* [PROBLEM TO WORK ON] Quote all of the entries word for word.

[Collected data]
^^^^
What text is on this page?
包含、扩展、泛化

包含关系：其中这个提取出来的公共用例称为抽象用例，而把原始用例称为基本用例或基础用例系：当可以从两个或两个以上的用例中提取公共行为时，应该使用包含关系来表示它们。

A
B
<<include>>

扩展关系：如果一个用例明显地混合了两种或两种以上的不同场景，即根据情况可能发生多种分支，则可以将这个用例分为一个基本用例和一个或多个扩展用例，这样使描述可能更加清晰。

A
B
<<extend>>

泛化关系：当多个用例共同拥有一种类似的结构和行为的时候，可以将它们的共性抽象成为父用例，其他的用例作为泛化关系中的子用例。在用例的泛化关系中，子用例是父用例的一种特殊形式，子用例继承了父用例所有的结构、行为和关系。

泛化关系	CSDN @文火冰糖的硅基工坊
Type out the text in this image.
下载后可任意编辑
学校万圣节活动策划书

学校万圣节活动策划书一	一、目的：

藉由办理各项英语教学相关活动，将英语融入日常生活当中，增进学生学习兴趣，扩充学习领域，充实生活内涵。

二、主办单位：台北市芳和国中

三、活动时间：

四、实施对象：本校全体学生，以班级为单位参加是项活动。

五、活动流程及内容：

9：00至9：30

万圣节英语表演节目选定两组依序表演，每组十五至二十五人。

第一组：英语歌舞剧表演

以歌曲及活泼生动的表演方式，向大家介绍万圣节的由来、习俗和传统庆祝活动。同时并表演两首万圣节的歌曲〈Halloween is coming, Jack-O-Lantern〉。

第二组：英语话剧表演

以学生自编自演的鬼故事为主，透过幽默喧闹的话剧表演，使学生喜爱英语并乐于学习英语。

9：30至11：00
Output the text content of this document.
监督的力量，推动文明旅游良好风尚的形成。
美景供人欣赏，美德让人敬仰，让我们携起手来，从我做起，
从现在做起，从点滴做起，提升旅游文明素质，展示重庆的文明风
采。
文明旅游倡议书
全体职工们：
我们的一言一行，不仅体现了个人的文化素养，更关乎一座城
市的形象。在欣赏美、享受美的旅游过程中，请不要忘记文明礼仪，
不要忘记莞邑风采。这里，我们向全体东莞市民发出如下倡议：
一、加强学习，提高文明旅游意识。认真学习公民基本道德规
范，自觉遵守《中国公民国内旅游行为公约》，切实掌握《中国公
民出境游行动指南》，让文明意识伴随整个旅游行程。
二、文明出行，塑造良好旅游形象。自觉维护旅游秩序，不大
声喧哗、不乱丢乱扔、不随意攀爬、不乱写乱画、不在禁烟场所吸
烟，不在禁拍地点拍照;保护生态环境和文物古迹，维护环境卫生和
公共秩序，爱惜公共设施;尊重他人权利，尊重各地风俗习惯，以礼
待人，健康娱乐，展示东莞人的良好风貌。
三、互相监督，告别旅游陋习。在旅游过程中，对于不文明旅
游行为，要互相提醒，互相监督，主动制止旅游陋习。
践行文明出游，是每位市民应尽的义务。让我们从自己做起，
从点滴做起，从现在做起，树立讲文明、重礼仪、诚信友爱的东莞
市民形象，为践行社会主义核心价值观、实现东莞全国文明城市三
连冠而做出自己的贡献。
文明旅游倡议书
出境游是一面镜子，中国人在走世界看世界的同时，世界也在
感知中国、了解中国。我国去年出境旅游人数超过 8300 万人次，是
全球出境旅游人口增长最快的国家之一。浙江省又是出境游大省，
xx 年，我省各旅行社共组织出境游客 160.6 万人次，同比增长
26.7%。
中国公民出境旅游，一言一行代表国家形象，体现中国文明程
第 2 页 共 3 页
^^^^
* [RESULT FOR THIS EXERCISE]
What text is on this page?
包含、扩展、泛化

包含关系：其中这个提取出来的公共用例称为抽象用例，而把原始用例称为基本用例或基础用例系：当可以从两个或两个以上的用例中提取公共行为时，应该使用包含关系来表示它们。

A
B
<<include>>

扩展关系：如果一个用例明显地混合了两种或两种以上的不同场景，即根据情况可能发生多种分支，则可以将这个用例分为一个基本用例和一个或多个扩展用例，这样使描述可能更加清晰。

A
B
<<extend>>

泛化关系：当多个用例共同拥有一种类似的结构和行为的时候，可以将它们的共性抽象成为父用例，其他的用例作为泛化关系中的子用例。在用例的泛化关系中，子用例是父用例的一种特殊形式，子用例继承了父用例所有的结构、行为和关系。

泛化关系	CSDN @文火冰糖的硅基工坊
Type out the text in this image.
下载后可任意编辑
学校万圣节活动策划书

学校万圣节活动策划书一	一、目的：

藉由办理各项英语教学相关活动，将英语融入日常生活当中，增进学生学习兴趣，扩充学习领域，充实生活内涵。

二、主办单位：台北市芳和国中

三、活动时间：

四、实施对象：本校全体学生，以班级为单位参加是项活动。

五、活动流程及内容：

9：00至9：30

万圣节英语表演节目选定两组依序表演，每组十五至二十五人。

第一组：英语歌舞剧表演

以歌曲及活泼生动的表演方式，向大家介绍万圣节的由来、习俗和传统庆祝活动。同时并表演两首万圣节的歌曲〈Halloween is coming, Jack-O-Lantern〉。

第二组：英语话剧表演

以学生自编自演的鬼故事为主，透过幽默喧闹的话剧表演，使学生喜爱英语并乐于学习英语。

9：30至11：00
Output the text content of this document.
监督的力量，推动文明旅游良好风尚的形成。
美景供人欣赏，美德让人敬仰，让我们携起手来，从我做起，
从现在做起，从点滴做起，提升旅游文明素质，展示重庆的文明风
采。
文明旅游倡议书
全体职工们：
我们的一言一行，不仅体现了个人的文化素养，更关乎一座城
市的形象。在欣赏美、享受美的旅游过程中，请不要忘记文明礼仪，
不要忘记莞邑风采。这里，我们向全体东莞市民发出如下倡议：
一、加强学习，提高文明旅游意识。认真学习公民基本道德规
范，自觉遵守《中国公民国内旅游行为公约》，切实掌握《中国公
民出境游行动指南》，让文明意识伴随整个旅游行程。
二、文明出行，塑造良好旅游形象。自觉维护旅游秩序，不大
声喧哗、不乱丢乱扔、不随意攀爬、不乱写乱画、不在禁烟场所吸
烟，不在禁拍地点拍照;保护生态环境和文物古迹，维护环境卫生和
公共秩序，爱惜公共设施;尊重他人权利，尊重各地风俗习惯，以礼
待人，健康娱乐，展示东莞人的良好风貌。
三、互相监督，告别旅游陋习。在旅游过程中，对于不文明旅
游行为，要互相提醒，互相监督，主动制止旅游陋习。
践行文明出游，是每位市民应尽的义务。让我们从自己做起，
从点滴做起，从现在做起，树立讲文明、重礼仪、诚信友爱的东莞
市民形象，为践行社会主义核心价值观、实现东莞全国文明城市三
连冠而做出自己的贡献。
文明旅游倡议书
出境游是一面镜子，中国人在走世界看世界的同时，世界也在
感知中国、了解中国。我国去年出境旅游人数超过 8300 万人次，是
全球出境旅游人口增长最快的国家之一。浙江省又是出境游大省，
xx 年，我省各旅行社共组织出境游客 160.6 万人次，同比增长
26.7%。
中国公民出境旅游，一言一行代表国家形象，体现中国文明程
第 2 页 共 3 页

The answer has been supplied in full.